Records from a collection of figures:
'''

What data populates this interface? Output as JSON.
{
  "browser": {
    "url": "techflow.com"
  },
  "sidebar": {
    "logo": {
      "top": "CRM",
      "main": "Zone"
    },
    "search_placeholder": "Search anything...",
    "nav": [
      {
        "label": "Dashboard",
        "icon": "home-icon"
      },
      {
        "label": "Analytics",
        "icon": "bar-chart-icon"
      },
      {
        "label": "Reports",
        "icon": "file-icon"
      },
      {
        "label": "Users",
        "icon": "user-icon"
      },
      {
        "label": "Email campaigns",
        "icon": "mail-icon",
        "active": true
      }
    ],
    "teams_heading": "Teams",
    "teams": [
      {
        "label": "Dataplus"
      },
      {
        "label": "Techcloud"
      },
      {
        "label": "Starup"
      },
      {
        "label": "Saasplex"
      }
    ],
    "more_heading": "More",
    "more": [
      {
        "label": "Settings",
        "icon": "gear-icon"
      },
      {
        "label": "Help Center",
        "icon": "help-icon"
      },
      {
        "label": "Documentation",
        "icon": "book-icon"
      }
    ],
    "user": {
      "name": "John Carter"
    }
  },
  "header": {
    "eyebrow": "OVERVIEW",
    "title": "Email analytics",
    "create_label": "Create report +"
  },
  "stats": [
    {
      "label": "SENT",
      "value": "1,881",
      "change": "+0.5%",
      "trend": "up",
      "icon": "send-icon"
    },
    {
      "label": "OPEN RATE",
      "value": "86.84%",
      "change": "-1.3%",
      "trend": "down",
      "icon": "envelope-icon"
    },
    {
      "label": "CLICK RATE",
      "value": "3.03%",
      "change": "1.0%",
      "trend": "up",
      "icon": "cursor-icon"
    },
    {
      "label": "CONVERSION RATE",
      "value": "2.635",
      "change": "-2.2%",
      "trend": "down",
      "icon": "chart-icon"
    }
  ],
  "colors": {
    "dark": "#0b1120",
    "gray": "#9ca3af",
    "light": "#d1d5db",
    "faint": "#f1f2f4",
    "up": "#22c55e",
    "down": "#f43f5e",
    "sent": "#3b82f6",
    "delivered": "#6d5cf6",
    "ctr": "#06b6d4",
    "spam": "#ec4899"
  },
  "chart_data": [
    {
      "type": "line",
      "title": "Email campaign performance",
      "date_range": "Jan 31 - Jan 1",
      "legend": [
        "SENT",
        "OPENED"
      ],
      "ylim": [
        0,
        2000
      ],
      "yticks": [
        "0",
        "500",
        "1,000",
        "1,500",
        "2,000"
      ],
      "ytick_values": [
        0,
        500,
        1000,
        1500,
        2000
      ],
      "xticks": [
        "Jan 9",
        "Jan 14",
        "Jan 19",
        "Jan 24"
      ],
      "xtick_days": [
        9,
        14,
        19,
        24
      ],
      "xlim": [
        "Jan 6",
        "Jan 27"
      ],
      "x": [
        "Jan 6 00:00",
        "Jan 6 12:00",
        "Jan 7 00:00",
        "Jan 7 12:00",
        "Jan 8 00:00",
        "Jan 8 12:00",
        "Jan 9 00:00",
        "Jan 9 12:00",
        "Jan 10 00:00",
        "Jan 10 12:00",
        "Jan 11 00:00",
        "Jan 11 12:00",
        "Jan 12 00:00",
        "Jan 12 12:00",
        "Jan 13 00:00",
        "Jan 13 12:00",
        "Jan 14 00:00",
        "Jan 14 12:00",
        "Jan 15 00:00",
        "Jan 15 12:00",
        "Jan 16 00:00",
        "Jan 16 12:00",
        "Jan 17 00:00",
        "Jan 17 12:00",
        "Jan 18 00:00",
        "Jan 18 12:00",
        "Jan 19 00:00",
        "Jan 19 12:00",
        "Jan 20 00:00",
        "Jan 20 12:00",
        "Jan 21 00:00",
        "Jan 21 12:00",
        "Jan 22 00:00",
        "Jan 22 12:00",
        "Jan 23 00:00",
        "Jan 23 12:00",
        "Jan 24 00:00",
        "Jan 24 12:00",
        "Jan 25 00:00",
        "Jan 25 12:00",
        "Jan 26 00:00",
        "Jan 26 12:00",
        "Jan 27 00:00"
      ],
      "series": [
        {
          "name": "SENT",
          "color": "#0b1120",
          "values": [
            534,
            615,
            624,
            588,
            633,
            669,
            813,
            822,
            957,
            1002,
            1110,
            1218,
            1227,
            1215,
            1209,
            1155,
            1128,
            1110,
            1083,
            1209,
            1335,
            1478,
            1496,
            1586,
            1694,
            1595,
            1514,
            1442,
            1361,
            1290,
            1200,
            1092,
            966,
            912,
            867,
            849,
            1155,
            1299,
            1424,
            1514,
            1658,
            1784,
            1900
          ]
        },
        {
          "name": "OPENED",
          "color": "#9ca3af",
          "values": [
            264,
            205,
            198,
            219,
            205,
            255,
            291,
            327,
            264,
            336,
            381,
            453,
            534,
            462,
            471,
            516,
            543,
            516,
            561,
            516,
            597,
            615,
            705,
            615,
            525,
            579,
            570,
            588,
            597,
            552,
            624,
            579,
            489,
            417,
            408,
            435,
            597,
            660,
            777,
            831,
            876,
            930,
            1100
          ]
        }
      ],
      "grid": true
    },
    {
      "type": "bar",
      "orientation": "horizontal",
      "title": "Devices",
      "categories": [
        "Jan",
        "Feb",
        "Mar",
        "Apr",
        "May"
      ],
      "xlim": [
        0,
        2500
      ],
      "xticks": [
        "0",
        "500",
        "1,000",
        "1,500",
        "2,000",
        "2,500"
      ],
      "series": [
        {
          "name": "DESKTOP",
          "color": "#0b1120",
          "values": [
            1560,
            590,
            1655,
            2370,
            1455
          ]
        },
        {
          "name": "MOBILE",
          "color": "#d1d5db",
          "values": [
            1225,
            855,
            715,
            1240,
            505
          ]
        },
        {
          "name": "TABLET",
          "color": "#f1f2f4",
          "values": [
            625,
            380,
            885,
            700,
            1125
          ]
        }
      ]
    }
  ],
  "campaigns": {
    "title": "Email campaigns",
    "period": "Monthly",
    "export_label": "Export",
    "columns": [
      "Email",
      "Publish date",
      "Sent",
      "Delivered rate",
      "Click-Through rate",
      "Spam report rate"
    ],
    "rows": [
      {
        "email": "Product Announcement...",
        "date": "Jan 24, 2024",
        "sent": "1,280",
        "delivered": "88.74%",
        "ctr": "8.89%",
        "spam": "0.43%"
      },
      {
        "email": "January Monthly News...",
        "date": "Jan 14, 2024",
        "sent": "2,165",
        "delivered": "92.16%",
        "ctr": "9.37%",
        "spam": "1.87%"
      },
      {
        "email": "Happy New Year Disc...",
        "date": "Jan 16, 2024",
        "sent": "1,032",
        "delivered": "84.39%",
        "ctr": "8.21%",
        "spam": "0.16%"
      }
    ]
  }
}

'''

TASK DIRECTIONS: Your answer should be a single number: the count of lines containing the word "Monthly".

EXPECTED OUTPUT: 2